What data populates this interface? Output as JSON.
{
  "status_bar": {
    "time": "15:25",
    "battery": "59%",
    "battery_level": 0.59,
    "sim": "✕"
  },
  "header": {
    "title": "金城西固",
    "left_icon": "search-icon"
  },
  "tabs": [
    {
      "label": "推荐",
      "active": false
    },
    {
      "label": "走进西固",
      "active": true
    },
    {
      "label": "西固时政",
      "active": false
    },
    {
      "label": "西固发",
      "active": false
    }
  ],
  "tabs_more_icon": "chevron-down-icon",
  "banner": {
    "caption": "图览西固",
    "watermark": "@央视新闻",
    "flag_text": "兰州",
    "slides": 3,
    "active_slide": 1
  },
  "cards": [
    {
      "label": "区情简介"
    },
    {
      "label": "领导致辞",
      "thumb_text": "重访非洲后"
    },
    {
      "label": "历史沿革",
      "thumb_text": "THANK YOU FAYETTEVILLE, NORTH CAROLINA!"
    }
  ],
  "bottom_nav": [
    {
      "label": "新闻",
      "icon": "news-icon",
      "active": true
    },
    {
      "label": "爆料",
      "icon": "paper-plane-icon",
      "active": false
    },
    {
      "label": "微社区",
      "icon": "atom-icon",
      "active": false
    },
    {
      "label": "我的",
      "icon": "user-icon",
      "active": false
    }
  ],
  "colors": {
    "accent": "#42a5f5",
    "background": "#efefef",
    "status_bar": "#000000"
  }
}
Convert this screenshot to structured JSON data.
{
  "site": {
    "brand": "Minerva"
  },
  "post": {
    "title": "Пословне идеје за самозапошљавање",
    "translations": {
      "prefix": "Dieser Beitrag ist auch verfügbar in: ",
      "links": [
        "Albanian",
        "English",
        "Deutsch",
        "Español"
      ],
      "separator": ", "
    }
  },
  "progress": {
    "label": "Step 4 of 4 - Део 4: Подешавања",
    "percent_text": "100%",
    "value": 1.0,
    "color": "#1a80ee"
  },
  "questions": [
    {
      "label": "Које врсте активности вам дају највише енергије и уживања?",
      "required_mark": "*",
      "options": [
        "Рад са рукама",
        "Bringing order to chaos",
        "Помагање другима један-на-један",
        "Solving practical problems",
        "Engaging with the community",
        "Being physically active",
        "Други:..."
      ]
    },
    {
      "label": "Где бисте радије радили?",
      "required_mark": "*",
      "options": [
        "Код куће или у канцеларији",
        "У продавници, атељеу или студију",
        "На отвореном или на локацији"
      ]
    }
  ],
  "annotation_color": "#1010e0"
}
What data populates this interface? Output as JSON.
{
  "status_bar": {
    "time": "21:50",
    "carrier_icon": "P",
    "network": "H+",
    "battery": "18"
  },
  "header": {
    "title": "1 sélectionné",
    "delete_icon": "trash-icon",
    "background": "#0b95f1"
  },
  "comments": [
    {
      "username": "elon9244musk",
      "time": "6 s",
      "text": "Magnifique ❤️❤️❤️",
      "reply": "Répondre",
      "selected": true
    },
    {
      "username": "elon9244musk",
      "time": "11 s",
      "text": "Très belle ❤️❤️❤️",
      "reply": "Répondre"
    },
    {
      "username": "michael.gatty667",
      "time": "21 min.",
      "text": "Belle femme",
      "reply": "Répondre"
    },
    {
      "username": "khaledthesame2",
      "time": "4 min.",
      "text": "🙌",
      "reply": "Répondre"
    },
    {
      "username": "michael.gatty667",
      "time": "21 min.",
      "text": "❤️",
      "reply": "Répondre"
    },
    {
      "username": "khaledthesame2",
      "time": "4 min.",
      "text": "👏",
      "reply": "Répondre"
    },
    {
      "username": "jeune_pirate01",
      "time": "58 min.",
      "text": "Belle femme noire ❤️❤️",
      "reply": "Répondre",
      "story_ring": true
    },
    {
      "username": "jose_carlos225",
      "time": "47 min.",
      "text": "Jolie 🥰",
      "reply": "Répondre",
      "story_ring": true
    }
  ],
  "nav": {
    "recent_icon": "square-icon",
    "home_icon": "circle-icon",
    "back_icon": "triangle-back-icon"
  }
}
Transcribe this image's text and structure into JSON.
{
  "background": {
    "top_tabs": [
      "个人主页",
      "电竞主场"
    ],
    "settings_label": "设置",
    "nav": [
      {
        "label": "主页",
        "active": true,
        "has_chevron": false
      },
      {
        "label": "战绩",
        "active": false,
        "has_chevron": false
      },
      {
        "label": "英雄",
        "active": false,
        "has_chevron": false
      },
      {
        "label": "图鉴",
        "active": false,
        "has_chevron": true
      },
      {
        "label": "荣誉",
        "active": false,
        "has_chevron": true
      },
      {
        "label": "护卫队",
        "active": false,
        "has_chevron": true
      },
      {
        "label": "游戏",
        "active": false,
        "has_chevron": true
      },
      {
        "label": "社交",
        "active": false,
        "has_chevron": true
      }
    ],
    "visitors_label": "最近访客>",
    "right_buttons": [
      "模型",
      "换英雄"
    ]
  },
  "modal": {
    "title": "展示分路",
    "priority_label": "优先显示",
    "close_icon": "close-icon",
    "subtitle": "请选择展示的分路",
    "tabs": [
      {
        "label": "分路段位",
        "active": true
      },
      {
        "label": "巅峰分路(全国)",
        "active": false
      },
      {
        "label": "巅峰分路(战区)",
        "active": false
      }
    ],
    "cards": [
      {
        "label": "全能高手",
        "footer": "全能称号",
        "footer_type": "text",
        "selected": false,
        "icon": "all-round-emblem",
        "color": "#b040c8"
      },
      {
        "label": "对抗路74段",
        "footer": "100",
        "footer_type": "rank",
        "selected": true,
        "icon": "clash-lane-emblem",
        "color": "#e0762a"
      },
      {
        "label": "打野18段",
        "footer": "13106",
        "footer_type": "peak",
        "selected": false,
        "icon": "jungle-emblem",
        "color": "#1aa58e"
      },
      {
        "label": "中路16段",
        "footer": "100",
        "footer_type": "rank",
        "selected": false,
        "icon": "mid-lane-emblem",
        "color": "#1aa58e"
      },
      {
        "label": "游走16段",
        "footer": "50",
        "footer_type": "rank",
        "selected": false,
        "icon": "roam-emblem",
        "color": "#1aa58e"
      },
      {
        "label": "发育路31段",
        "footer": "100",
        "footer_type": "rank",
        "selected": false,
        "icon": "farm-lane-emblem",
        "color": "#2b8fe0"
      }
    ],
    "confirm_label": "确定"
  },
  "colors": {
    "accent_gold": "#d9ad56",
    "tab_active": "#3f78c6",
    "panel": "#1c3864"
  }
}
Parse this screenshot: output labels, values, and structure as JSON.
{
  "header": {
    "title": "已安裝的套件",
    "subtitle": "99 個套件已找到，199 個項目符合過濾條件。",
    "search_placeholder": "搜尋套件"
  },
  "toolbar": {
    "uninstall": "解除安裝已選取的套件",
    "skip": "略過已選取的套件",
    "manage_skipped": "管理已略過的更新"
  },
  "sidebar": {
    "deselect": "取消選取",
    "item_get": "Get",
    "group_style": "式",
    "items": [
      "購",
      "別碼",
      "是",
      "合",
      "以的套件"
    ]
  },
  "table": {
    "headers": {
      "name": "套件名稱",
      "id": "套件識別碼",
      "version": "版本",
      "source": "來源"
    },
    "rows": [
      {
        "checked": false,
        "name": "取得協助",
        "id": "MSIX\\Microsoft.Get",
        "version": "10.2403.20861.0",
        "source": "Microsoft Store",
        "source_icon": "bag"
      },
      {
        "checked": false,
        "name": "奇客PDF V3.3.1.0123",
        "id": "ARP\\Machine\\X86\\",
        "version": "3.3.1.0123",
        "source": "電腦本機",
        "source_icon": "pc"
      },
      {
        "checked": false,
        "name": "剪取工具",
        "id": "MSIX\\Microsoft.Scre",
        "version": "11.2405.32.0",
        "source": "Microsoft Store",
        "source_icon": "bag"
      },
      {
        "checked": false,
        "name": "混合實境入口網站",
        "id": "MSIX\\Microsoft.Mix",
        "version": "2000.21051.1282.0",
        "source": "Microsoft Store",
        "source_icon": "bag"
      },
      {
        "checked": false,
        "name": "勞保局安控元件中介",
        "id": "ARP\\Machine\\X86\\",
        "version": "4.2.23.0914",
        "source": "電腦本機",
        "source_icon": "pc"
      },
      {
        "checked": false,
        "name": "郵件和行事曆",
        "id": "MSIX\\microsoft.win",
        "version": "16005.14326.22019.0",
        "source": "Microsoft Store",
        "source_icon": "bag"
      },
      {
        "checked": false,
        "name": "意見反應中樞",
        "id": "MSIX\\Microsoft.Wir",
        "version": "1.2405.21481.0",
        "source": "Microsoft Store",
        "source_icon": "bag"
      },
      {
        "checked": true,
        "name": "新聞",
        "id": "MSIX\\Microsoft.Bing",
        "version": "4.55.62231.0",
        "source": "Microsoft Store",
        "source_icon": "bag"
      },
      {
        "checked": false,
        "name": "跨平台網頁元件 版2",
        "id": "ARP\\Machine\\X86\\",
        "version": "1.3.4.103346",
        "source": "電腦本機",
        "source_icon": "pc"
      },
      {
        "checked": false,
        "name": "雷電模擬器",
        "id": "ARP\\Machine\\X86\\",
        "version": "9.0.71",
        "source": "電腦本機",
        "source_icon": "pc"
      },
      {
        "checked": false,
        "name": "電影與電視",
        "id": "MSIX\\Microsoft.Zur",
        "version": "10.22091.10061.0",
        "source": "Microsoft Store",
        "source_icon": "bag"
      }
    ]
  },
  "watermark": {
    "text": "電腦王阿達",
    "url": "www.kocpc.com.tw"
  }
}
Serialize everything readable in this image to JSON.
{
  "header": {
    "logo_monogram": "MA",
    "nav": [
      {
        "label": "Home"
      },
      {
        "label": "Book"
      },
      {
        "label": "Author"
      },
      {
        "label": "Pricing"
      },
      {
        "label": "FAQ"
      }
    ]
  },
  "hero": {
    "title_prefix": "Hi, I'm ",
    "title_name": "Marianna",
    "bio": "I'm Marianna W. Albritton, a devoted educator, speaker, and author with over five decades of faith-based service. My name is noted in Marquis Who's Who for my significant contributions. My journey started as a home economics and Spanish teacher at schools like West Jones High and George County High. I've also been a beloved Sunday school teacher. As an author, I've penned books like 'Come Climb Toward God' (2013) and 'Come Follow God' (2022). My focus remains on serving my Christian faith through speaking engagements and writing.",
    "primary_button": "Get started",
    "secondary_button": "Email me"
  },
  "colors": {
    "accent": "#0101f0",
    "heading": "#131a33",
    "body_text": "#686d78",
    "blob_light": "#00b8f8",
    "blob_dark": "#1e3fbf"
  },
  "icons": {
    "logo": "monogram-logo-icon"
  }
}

__PROBLEM REQUIREMENTS__
Pick out each line above that includes "time" and show it.

__COMPLETE RESPONSE__
    "time": "15:25",
    "time": "21:50",
      "time": "6 s",
      "time": "11 s",
      "time": "21 min.",
      "time": "4 min.",
      "time": "21 min.",
      "time": "4 min.",
      "time": "58 min.",
      "time": "47 min.",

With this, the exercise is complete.